(What you should do): Go through the entries below and write each one out exactly.

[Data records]
_____

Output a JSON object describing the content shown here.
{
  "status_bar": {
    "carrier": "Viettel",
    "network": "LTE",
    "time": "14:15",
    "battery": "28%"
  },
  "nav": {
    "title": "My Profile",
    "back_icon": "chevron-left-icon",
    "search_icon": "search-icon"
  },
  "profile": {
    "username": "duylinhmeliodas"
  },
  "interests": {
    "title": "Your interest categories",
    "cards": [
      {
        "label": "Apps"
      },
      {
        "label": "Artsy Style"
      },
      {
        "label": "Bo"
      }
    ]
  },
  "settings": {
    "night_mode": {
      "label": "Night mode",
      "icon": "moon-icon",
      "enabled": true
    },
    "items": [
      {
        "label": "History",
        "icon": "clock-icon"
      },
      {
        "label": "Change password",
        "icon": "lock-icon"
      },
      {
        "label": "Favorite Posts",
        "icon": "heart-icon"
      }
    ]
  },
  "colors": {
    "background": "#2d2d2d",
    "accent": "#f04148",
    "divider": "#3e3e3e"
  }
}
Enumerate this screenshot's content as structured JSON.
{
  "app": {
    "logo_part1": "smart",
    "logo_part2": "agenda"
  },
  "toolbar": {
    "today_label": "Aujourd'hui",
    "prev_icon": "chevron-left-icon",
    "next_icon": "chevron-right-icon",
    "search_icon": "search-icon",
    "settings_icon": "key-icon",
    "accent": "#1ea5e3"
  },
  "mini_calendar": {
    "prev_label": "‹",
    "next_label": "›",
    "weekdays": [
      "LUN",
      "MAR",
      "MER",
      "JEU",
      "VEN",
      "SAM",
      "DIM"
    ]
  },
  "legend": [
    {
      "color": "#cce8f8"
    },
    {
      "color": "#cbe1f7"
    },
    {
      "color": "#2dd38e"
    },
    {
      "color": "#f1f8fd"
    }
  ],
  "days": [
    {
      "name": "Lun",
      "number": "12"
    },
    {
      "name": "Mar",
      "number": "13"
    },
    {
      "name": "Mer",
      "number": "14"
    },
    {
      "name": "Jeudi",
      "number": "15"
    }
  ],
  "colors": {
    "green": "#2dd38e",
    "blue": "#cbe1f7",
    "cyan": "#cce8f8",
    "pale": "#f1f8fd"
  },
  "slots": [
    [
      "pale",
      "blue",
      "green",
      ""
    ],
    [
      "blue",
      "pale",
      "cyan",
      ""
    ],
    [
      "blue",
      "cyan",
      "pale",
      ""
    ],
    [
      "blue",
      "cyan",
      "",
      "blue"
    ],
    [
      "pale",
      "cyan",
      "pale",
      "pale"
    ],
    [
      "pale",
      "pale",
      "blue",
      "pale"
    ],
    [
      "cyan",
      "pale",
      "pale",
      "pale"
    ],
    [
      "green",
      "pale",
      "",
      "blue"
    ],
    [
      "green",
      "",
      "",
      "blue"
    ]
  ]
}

_____

(Response to this exercise):
Output a JSON object describing the content shown here.
{
  "status_bar": {
    "carrier": "Viettel",
    "network": "LTE",
    "time": "14:15",
    "battery": "28%"
  },
  "nav": {
    "title": "My Profile",
    "back_icon": "chevron-left-icon",
    "search_icon": "search-icon"
  },
  "profile": {
    "username": "duylinhmeliodas"
  },
  "interests": {
    "title": "Your interest categories",
    "cards": [
      {
        "label": "Apps"
      },
      {
        "label": "Artsy Style"
      },
      {
        "label": "Bo"
      }
    ]
  },
  "settings": {
    "night_mode": {
      "label": "Night mode",
      "icon": "moon-icon",
      "enabled": true
    },
    "items": [
      {
        "label": "History",
        "icon": "clock-icon"
      },
      {
        "label": "Change password",
        "icon": "lock-icon"
      },
      {
        "label": "Favorite Posts",
        "icon": "heart-icon"
      }
    ]
  },
  "colors": {
    "background": "#2d2d2d",
    "accent": "#f04148",
    "divider": "#3e3e3e"
  }
}
Enumerate this screenshot's content as structured JSON.
{
  "app": {
    "logo_part1": "smart",
    "logo_part2": "agenda"
  },
  "toolbar": {
    "today_label": "Aujourd'hui",
    "prev_icon": "chevron-left-icon",
    "next_icon": "chevron-right-icon",
    "search_icon": "search-icon",
    "settings_icon": "key-icon",
    "accent": "#1ea5e3"
  },
  "mini_calendar": {
    "prev_label": "‹",
    "next_label": "›",
    "weekdays": [
      "LUN",
      "MAR",
      "MER",
      "JEU",
      "VEN",
      "SAM",
      "DIM"
    ]
  },
  "legend": [
    {
      "color": "#cce8f8"
    },
    {
      "color": "#cbe1f7"
    },
    {
      "color": "#2dd38e"
    },
    {
      "color": "#f1f8fd"
    }
  ],
  "days": [
    {
      "name": "Lun",
      "number": "12"
    },
    {
      "name": "Mar",
      "number": "13"
    },
    {
      "name": "Mer",
      "number": "14"
    },
    {
      "name": "Jeudi",
      "number": "15"
    }
  ],
  "colors": {
    "green": "#2dd38e",
    "blue": "#cbe1f7",
    "cyan": "#cce8f8",
    "pale": "#f1f8fd"
  },
  "slots": [
    [
      "pale",
      "blue",
      "green",
      ""
    ],
    [
      "blue",
      "pale",
      "cyan",
      ""
    ],
    [
      "blue",
      "cyan",
      "pale",
      ""
    ],
    [
      "blue",
      "cyan",
      "",
      "blue"
    ],
    [
      "pale",
      "cyan",
      "pale",
      "pale"
    ],
    [
      "pale",
      "pale",
      "blue",
      "pale"
    ],
    [
      "cyan",
      "pale",
      "pale",
      "pale"
    ],
    [
      "green",
      "pale",
      "",
      "blue"
    ],
    [
      "green",
      "",
      "",
      "blue"
    ]
  ]
}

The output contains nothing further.